● WHAT IS ASKED:
Each entry must be reproduced precisely as it stands.

Collected data
/---

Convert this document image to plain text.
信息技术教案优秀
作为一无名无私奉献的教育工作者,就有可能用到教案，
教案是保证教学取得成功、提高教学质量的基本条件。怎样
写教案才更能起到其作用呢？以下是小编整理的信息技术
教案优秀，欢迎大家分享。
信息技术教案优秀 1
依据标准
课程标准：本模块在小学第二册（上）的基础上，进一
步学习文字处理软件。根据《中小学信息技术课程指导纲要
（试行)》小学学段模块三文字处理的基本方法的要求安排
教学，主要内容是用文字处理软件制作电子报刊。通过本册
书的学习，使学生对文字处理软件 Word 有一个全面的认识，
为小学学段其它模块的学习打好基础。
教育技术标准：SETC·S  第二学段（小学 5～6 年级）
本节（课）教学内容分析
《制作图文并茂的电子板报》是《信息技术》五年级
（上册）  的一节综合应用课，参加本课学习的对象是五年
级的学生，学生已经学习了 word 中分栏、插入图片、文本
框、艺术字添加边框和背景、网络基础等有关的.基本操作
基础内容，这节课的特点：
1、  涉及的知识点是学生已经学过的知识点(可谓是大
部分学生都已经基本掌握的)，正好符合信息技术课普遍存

\---

● FULL SOLUTION:
Convert this document image to plain text.
信息技术教案优秀
作为一无名无私奉献的教育工作者,就有可能用到教案，
教案是保证教学取得成功、提高教学质量的基本条件。怎样
写教案才更能起到其作用呢？以下是小编整理的信息技术
教案优秀，欢迎大家分享。
信息技术教案优秀 1
依据标准
课程标准：本模块在小学第二册（上）的基础上，进一
步学习文字处理软件。根据《中小学信息技术课程指导纲要
（试行)》小学学段模块三文字处理的基本方法的要求安排
教学，主要内容是用文字处理软件制作电子报刊。通过本册
书的学习，使学生对文字处理软件 Word 有一个全面的认识，
为小学学段其它模块的学习打好基础。
教育技术标准：SETC·S  第二学段（小学 5～6 年级）
本节（课）教学内容分析
《制作图文并茂的电子板报》是《信息技术》五年级
（上册）  的一节综合应用课，参加本课学习的对象是五年
级的学生，学生已经学习了 word 中分栏、插入图片、文本
框、艺术字添加边框和背景、网络基础等有关的.基本操作
基础内容，这节课的特点：
1、  涉及的知识点是学生已经学过的知识点(可谓是大
部分学生都已经基本掌握的)，正好符合信息技术课普遍存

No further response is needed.